THE EXERCISE: Track down every line below that holds "marker" and copy it.

[START OF INPUT ROWS]

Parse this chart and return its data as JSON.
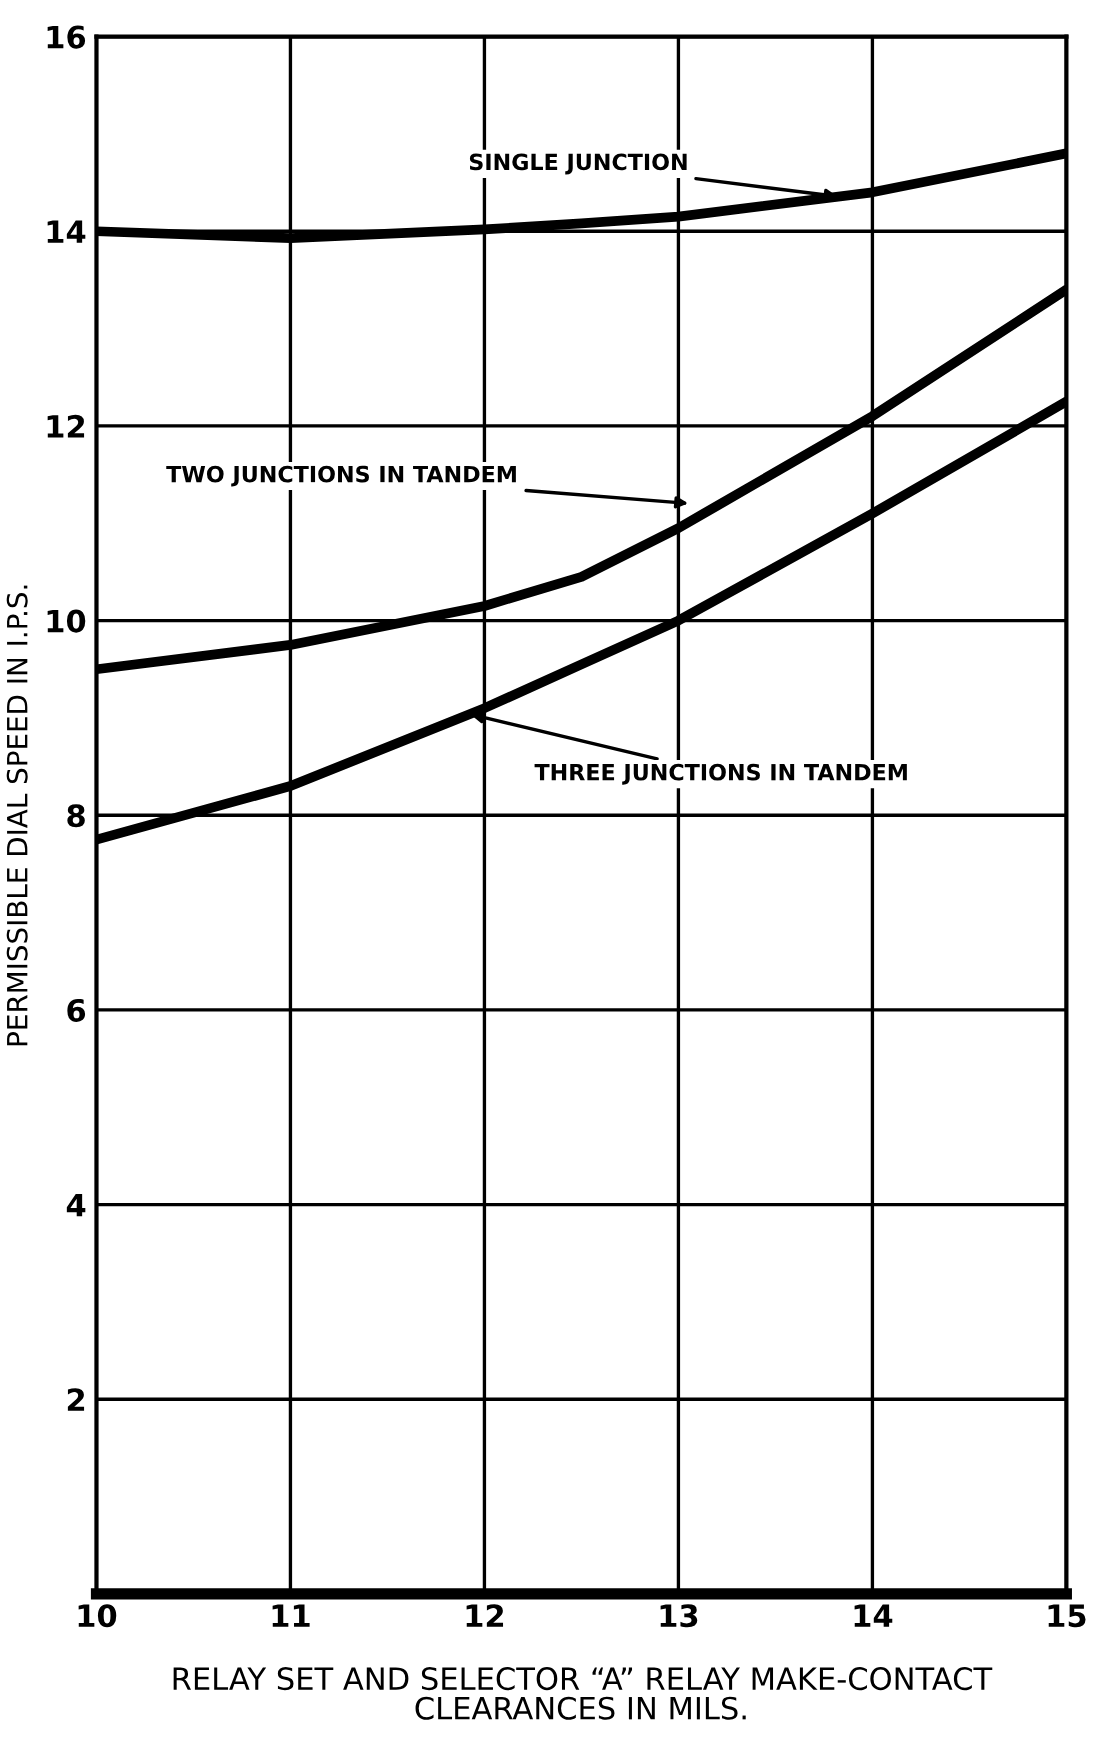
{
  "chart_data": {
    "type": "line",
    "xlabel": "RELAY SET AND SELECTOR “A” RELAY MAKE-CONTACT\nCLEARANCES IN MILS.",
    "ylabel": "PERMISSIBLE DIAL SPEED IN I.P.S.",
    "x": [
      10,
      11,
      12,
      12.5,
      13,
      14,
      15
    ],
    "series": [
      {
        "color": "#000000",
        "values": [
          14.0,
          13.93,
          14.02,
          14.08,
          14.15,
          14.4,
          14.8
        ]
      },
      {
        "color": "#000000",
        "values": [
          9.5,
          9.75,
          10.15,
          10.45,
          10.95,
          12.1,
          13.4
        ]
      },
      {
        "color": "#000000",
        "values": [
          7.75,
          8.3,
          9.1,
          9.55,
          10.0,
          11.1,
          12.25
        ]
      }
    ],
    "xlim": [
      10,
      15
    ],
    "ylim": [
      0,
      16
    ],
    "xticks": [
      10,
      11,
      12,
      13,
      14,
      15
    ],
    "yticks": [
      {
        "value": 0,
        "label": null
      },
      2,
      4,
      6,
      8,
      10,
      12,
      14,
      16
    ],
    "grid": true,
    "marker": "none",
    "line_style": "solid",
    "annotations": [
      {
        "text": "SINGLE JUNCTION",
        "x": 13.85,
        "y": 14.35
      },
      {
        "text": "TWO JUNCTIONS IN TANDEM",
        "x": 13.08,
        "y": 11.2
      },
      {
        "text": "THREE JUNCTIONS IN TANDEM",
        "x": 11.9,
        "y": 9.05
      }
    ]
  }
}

[END OF INPUT ROWS]
[START OF INPUT ROWS]

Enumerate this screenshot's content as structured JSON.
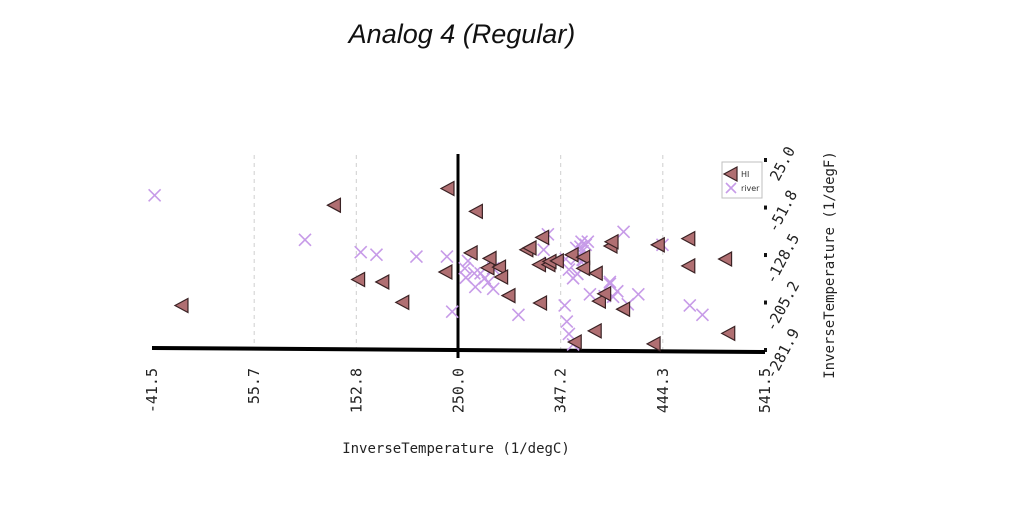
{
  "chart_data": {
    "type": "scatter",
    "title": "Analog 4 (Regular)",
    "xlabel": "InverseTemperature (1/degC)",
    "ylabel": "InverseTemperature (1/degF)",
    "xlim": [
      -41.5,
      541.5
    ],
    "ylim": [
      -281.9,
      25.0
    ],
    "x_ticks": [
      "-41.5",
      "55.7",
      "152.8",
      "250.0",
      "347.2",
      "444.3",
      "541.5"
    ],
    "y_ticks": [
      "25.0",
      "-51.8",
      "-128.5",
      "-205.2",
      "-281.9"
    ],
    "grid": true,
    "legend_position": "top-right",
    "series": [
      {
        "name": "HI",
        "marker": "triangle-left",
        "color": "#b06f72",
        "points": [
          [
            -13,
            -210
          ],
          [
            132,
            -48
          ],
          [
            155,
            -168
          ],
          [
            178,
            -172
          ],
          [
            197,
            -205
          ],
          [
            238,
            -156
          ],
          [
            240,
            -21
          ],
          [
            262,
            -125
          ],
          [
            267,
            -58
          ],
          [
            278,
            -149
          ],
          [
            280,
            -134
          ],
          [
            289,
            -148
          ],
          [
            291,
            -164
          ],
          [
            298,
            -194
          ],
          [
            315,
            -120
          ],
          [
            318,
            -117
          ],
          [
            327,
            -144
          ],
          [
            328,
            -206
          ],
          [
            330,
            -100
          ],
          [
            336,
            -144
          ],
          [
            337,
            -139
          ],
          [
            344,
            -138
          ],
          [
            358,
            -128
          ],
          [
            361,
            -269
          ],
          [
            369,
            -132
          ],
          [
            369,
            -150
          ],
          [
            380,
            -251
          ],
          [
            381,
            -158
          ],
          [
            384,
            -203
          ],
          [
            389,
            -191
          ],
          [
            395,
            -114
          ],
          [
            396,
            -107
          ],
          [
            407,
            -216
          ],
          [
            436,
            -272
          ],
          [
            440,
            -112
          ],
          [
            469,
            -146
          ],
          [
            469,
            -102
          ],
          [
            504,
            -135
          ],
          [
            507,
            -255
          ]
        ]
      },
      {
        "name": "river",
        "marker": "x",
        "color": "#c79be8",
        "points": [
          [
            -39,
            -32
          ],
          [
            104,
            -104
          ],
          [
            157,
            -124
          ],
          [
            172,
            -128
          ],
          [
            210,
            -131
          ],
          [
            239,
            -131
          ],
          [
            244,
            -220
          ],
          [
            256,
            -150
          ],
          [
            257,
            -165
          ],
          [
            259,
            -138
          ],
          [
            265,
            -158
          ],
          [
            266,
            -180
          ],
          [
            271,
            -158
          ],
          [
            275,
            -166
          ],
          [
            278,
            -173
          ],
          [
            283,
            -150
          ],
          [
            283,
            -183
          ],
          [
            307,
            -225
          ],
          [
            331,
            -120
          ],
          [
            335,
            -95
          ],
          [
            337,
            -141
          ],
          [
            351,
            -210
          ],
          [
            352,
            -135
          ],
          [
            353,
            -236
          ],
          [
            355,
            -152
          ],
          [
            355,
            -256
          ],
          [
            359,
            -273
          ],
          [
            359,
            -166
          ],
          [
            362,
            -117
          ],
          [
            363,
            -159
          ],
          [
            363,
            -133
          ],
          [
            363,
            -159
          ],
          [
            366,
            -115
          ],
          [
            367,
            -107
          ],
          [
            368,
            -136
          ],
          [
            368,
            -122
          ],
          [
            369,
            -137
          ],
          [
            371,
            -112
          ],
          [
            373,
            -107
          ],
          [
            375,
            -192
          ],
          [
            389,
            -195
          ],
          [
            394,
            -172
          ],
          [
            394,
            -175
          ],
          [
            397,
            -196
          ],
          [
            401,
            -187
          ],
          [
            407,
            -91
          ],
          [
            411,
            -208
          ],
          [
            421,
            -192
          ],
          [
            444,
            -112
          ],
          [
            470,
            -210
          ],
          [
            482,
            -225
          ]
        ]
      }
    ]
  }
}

[END OF INPUT ROWS]
[START OF INPUT ROWS]

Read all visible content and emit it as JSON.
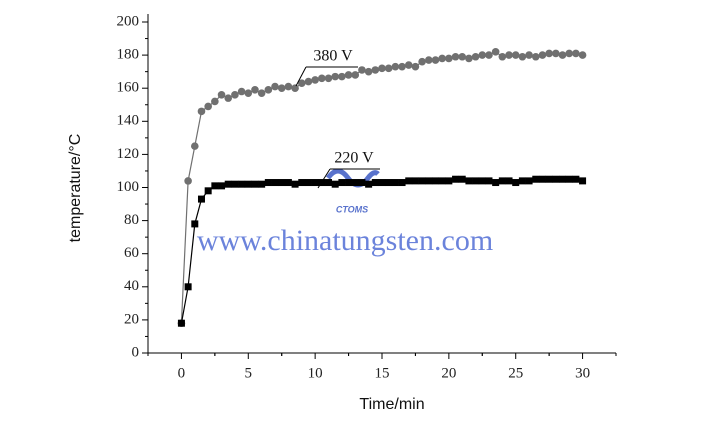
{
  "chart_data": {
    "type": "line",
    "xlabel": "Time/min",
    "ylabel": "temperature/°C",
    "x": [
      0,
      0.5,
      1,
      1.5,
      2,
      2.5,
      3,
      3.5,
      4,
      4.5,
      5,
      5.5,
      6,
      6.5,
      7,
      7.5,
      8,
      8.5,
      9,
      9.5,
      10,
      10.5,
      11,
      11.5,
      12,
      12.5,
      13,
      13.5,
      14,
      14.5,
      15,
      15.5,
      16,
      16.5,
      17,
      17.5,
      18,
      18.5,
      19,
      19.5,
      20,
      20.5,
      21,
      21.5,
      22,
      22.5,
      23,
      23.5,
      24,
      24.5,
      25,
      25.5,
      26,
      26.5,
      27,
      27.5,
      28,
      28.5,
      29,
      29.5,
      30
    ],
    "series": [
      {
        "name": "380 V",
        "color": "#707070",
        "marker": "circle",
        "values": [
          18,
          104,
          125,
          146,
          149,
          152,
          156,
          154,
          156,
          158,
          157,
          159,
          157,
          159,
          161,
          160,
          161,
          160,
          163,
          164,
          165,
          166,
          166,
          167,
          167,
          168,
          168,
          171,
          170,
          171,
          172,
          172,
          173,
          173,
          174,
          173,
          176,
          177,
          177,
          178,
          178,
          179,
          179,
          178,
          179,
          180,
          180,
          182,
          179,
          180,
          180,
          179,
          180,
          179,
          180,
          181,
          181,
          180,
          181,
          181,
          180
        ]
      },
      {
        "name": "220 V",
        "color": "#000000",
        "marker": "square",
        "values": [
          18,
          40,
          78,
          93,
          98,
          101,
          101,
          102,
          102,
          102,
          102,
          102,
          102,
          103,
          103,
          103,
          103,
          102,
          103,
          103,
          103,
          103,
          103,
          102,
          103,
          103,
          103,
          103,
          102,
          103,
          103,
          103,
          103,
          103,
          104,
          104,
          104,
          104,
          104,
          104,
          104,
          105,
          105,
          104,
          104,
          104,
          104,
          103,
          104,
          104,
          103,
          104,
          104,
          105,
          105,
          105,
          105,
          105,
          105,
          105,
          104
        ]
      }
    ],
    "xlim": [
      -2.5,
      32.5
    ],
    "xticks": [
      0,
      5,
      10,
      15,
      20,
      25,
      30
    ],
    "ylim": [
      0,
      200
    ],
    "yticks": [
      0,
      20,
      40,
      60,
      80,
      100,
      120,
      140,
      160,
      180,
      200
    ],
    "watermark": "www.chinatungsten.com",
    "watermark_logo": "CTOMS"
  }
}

[END OF INPUT ROWS]

OUTPUT OF THE EXERCISE:
    "marker": "none",
        "marker": "triangle-left",
        "marker": "x",
        "marker": "circle",
        "marker": "square",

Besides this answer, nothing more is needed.